[Start STORED RECORDS]
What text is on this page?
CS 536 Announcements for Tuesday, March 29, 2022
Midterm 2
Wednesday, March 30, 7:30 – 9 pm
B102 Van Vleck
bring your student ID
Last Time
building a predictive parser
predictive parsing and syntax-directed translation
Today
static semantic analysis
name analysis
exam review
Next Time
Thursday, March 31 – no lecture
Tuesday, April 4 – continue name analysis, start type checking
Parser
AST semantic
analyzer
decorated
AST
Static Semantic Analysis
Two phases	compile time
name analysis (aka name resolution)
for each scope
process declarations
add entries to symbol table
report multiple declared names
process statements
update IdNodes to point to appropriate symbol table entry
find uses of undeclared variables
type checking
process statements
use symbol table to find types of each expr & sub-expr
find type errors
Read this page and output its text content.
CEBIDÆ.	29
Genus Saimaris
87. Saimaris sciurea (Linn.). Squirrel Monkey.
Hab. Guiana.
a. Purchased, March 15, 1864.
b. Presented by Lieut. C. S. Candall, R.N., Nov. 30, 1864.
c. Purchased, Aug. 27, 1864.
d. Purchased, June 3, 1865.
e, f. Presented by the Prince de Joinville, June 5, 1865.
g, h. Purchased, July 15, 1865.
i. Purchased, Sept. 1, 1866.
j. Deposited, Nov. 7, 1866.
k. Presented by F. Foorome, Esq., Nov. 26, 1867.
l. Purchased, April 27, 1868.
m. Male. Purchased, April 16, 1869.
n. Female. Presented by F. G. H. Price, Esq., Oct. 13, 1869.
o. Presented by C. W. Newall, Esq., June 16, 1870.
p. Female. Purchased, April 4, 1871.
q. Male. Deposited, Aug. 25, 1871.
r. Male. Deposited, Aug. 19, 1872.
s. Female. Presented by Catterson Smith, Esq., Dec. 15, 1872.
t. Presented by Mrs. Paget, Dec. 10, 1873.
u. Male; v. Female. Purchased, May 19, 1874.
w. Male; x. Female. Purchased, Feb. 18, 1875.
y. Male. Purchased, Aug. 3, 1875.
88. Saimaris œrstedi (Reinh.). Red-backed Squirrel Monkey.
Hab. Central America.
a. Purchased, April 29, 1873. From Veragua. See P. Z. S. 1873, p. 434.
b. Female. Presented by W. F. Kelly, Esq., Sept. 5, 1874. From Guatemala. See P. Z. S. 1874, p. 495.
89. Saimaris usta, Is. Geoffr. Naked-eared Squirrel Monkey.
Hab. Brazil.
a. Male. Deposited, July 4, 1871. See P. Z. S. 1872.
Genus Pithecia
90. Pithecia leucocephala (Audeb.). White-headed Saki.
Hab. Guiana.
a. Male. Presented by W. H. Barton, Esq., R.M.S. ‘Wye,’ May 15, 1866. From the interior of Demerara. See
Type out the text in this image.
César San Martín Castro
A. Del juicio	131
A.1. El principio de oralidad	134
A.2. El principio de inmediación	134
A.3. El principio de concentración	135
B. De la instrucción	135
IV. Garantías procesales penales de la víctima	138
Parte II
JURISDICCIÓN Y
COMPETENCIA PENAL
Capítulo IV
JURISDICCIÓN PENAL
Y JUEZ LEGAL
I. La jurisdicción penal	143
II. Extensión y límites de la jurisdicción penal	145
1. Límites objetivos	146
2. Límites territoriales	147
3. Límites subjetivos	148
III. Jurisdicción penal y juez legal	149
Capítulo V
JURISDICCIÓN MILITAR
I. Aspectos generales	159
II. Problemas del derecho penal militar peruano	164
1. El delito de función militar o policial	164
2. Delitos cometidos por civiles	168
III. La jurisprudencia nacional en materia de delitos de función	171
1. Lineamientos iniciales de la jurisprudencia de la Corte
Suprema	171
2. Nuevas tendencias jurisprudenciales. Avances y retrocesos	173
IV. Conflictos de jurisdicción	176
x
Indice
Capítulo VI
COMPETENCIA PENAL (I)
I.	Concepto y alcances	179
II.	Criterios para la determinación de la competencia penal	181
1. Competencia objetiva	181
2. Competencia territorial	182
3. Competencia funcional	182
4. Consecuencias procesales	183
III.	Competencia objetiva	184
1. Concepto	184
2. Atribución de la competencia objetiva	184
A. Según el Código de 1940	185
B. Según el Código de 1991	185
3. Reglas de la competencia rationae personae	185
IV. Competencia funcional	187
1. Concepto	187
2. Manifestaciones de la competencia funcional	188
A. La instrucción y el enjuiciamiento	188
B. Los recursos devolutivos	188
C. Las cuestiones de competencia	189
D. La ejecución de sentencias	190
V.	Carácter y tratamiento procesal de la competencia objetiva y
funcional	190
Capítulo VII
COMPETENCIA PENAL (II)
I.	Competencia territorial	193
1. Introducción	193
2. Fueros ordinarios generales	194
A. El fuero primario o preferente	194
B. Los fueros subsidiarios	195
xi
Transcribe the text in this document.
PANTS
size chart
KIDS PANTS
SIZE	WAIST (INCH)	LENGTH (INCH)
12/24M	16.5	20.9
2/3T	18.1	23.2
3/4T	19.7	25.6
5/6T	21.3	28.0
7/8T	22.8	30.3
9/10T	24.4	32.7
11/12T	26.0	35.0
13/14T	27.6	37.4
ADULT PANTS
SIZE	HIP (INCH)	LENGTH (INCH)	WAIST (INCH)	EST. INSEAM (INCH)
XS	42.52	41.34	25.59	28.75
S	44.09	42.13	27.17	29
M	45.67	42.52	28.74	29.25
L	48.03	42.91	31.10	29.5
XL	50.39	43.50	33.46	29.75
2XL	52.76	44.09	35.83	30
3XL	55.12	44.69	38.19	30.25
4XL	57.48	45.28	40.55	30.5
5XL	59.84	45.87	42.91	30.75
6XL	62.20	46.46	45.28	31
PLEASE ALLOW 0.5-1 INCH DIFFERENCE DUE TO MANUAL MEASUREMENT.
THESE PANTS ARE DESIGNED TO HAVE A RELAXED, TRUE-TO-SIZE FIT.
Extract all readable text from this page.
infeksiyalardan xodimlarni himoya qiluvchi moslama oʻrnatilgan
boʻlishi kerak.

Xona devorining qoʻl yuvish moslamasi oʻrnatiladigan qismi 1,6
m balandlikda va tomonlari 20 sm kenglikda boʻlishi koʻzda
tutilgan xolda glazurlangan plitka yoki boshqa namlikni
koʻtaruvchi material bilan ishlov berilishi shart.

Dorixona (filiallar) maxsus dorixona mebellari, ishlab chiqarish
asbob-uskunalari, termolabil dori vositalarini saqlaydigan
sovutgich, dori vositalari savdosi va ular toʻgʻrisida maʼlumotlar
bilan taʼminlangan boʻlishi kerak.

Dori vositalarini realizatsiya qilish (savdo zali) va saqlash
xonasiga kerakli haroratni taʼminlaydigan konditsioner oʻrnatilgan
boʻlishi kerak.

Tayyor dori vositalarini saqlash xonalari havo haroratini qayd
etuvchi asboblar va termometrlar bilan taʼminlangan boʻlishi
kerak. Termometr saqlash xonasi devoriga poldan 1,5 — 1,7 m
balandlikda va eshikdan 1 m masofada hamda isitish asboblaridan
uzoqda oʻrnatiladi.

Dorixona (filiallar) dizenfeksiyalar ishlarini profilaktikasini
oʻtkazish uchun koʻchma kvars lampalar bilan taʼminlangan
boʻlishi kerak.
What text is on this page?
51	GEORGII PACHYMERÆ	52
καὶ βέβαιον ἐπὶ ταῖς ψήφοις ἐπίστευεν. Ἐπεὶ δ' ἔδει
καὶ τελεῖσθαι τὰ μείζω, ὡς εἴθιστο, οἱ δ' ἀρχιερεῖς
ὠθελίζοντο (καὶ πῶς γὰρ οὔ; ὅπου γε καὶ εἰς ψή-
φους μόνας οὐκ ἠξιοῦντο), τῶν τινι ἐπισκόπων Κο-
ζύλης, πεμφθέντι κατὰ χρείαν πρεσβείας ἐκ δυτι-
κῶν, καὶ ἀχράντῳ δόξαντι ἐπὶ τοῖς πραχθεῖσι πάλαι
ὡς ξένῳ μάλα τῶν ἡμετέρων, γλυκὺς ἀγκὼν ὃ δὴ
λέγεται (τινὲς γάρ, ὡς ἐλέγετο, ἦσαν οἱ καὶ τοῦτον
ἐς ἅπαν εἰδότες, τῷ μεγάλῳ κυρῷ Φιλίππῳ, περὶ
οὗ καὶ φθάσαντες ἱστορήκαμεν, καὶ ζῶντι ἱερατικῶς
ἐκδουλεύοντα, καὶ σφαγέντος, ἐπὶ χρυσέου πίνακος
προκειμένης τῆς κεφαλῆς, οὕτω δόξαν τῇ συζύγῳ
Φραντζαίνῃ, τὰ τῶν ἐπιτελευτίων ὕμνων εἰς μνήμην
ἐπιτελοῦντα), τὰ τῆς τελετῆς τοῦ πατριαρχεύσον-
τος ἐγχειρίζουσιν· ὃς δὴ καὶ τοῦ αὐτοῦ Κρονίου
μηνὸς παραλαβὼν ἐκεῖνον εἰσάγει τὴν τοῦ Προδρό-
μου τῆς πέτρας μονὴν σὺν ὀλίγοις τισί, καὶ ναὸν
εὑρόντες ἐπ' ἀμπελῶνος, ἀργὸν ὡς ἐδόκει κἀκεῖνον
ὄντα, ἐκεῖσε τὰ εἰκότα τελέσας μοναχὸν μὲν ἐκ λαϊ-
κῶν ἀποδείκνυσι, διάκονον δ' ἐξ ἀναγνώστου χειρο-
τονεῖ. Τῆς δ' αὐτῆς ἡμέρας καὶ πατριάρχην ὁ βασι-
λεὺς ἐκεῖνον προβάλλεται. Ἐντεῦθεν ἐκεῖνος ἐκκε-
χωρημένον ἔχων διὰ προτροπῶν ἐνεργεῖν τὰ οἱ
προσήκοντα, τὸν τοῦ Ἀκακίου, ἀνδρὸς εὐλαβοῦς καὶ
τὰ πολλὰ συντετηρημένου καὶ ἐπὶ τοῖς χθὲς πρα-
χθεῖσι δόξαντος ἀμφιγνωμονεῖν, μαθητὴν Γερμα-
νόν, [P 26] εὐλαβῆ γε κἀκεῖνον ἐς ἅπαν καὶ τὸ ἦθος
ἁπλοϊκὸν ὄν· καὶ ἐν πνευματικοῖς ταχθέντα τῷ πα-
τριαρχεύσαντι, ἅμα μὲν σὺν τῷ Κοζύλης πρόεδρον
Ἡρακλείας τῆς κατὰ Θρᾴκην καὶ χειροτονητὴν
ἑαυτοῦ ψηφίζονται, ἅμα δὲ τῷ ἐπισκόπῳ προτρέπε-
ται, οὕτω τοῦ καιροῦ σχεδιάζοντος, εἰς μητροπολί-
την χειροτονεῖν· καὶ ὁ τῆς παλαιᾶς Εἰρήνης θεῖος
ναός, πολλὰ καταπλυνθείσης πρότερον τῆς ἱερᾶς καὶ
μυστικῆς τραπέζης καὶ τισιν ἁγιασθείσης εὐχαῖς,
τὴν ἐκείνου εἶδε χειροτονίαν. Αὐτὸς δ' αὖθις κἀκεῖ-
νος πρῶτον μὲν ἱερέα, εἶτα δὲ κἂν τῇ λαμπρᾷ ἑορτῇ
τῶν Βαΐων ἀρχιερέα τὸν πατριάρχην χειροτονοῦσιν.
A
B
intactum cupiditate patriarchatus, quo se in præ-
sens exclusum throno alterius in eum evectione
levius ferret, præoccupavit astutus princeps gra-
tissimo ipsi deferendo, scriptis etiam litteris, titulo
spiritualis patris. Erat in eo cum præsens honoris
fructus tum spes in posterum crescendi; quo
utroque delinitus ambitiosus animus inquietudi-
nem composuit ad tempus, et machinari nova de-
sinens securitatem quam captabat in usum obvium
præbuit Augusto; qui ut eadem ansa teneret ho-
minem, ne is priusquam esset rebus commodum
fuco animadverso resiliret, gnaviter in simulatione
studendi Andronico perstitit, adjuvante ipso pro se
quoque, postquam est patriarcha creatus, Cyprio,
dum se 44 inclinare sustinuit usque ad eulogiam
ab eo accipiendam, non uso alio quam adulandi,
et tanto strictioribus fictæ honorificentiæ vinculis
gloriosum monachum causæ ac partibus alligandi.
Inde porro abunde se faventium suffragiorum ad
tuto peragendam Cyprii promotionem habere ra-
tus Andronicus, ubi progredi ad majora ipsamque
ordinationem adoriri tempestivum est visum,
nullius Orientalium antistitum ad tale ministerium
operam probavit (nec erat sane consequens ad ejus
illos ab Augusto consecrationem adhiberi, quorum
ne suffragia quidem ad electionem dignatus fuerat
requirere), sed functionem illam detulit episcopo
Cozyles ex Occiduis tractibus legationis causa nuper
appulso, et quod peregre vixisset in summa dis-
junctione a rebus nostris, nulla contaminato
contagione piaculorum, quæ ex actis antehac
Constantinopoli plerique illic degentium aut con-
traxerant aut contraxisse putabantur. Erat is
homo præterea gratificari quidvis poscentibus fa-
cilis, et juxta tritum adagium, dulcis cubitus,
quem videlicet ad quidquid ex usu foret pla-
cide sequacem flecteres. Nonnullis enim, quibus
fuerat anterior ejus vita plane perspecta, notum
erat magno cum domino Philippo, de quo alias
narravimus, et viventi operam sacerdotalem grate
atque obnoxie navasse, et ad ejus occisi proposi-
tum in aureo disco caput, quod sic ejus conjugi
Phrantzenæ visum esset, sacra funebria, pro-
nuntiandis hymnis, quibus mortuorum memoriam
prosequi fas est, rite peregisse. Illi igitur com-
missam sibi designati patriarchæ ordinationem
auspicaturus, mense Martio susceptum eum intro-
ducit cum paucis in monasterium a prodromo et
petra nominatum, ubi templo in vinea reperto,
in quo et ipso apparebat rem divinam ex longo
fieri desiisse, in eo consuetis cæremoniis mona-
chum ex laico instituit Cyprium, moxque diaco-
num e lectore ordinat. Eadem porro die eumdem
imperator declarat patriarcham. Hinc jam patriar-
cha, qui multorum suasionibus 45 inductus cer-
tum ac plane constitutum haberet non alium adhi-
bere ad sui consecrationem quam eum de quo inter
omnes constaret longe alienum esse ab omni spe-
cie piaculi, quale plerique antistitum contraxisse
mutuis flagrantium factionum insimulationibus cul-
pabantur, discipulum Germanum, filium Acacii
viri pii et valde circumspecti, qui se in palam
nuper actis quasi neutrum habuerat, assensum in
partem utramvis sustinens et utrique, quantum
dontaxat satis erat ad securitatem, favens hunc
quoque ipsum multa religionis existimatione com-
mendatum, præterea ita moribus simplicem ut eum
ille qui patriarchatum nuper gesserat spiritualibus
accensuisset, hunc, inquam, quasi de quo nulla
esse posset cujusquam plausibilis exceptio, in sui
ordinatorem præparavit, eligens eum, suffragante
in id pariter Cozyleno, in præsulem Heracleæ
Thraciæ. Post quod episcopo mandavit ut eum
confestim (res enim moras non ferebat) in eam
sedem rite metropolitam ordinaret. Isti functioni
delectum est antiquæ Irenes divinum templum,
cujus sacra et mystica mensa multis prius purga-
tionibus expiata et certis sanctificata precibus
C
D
[End STORED RECORDS]
#### [BRIEF]
Looking at the listing above, how many of its lines contain the string "Monkey"? Give the number alone.

#### [RESULT OF THIS TASK]
3